--- start of Stored records ---

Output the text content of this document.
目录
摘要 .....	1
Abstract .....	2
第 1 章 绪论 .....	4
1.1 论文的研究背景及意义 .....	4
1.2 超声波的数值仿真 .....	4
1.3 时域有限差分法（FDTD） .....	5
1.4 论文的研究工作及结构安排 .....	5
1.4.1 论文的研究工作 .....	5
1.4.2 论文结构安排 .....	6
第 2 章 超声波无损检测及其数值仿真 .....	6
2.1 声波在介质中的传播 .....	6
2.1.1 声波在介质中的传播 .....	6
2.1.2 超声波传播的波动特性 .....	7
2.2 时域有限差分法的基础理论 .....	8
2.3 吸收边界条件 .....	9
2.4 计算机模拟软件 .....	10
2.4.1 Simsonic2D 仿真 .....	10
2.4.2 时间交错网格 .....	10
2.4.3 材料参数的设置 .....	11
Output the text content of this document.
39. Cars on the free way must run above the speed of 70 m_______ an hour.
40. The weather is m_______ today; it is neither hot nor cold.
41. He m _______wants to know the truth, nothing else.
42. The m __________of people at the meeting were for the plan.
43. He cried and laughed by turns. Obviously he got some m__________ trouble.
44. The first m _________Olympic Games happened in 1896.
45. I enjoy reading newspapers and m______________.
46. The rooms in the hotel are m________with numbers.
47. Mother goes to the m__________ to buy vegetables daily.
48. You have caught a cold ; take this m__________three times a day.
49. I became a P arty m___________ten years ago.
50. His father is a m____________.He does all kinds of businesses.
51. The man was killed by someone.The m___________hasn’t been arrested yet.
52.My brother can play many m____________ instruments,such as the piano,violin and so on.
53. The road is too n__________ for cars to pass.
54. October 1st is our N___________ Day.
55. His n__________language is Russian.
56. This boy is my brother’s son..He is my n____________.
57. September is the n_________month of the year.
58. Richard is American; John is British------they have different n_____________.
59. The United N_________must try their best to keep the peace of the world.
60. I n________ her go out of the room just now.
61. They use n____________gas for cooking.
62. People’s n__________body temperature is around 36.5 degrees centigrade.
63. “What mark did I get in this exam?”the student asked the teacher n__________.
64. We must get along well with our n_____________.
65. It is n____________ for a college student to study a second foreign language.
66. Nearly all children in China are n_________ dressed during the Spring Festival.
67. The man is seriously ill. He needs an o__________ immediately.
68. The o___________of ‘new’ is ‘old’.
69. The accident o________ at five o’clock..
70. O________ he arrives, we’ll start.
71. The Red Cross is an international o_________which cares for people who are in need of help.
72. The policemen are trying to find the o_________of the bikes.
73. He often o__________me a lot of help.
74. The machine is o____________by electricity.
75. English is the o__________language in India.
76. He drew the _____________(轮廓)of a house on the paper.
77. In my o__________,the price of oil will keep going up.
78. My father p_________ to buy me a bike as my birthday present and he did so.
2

--- end of Stored records ---

### [Problem requirements]
Repeat all the entries word for word.

### [Task output]
Output the text content of this document.
目录
摘要 .....	1
Abstract .....	2
第 1 章 绪论 .....	4
1.1 论文的研究背景及意义 .....	4
1.2 超声波的数值仿真 .....	4
1.3 时域有限差分法（FDTD） .....	5
1.4 论文的研究工作及结构安排 .....	5
1.4.1 论文的研究工作 .....	5
1.4.2 论文结构安排 .....	6
第 2 章 超声波无损检测及其数值仿真 .....	6
2.1 声波在介质中的传播 .....	6
2.1.1 声波在介质中的传播 .....	6
2.1.2 超声波传播的波动特性 .....	7
2.2 时域有限差分法的基础理论 .....	8
2.3 吸收边界条件 .....	9
2.4 计算机模拟软件 .....	10
2.4.1 Simsonic2D 仿真 .....	10
2.4.2 时间交错网格 .....	10
2.4.3 材料参数的设置 .....	11
Output the text content of this document.
39. Cars on the free way must run above the speed of 70 m_______ an hour.
40. The weather is m_______ today; it is neither hot nor cold.
41. He m _______wants to know the truth, nothing else.
42. The m __________of people at the meeting were for the plan.
43. He cried and laughed by turns. Obviously he got some m__________ trouble.
44. The first m _________Olympic Games happened in 1896.
45. I enjoy reading newspapers and m______________.
46. The rooms in the hotel are m________with numbers.
47. Mother goes to the m__________ to buy vegetables daily.
48. You have caught a cold ; take this m__________three times a day.
49. I became a P arty m___________ten years ago.
50. His father is a m____________.He does all kinds of businesses.
51. The man was killed by someone.The m___________hasn’t been arrested yet.
52.My brother can play many m____________ instruments,such as the piano,violin and so on.
53. The road is too n__________ for cars to pass.
54. October 1st is our N___________ Day.
55. His n__________language is Russian.
56. This boy is my brother’s son..He is my n____________.
57. September is the n_________month of the year.
58. Richard is American; John is British------they have different n_____________.
59. The United N_________must try their best to keep the peace of the world.
60. I n________ her go out of the room just now.
61. They use n____________gas for cooking.
62. People’s n__________body temperature is around 36.5 degrees centigrade.
63. “What mark did I get in this exam?”the student asked the teacher n__________.
64. We must get along well with our n_____________.
65. It is n____________ for a college student to study a second foreign language.
66. Nearly all children in China are n_________ dressed during the Spring Festival.
67. The man is seriously ill. He needs an o__________ immediately.
68. The o___________of ‘new’ is ‘old’.
69. The accident o________ at five o’clock..
70. O________ he arrives, we’ll start.
71. The Red Cross is an international o_________which cares for people who are in need of help.
72. The policemen are trying to find the o_________of the bikes.
73. He often o__________me a lot of help.
74. The machine is o____________by electricity.
75. English is the o__________language in India.
76. He drew the _____________(轮廓)of a house on the paper.
77. In my o__________,the price of oil will keep going up.
78. My father p_________ to buy me a bike as my birthday present and he did so.
2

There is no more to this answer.